▶ _Set exercise_: Locate the lines of the listing below that hold "results", then copy each of them.

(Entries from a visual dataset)
►
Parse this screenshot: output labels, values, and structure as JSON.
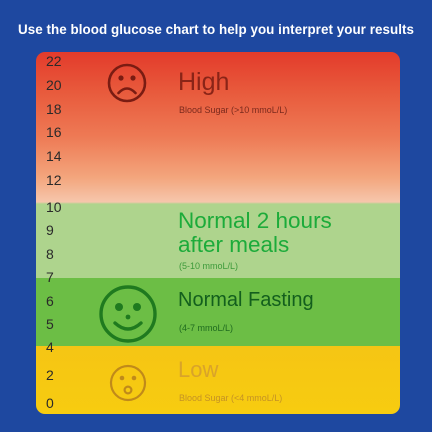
{
  "headline": "Use the blood glucose chart to help you interpret your results",
  "chart_data": {
    "type": "table",
    "title": "Use the blood glucose chart to help you interpret your results",
    "ylabel": "",
    "ylim": [
      0,
      22
    ],
    "ticks": [
      "22",
      "20",
      "18",
      "16",
      "14",
      "12",
      "10",
      "9",
      "8",
      "7",
      "6",
      "5",
      "4",
      "2",
      "0"
    ],
    "zones": [
      {
        "title": "High",
        "subtitle": "Blood Sugar (>10 mmoL/L)",
        "min": 10,
        "max": 22,
        "color": "#e33b2b",
        "face": "sad-face-icon"
      },
      {
        "title_lines": [
          "Normal 2 hours",
          "after meals"
        ],
        "subtitle": "(5-10 mmoL/L)",
        "min": 5,
        "max": 10,
        "color": "#aed48d",
        "face": ""
      },
      {
        "title": "Normal Fasting",
        "subtitle": "(4-7 mmoL/L)",
        "min": 4,
        "max": 7,
        "color": "#6cbe45",
        "face": "happy-face-icon"
      },
      {
        "title": "Low",
        "subtitle": "Blood Sugar (<4 mmoL/L)",
        "min": 0,
        "max": 4,
        "color": "#f5c514",
        "face": "worried-face-icon"
      }
    ]
  }
}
◄
▶ _The output_:
  "headline": "Use the blood glucose chart to help you interpret your results",
    "title": "Use the blood glucose chart to help you interpret your results",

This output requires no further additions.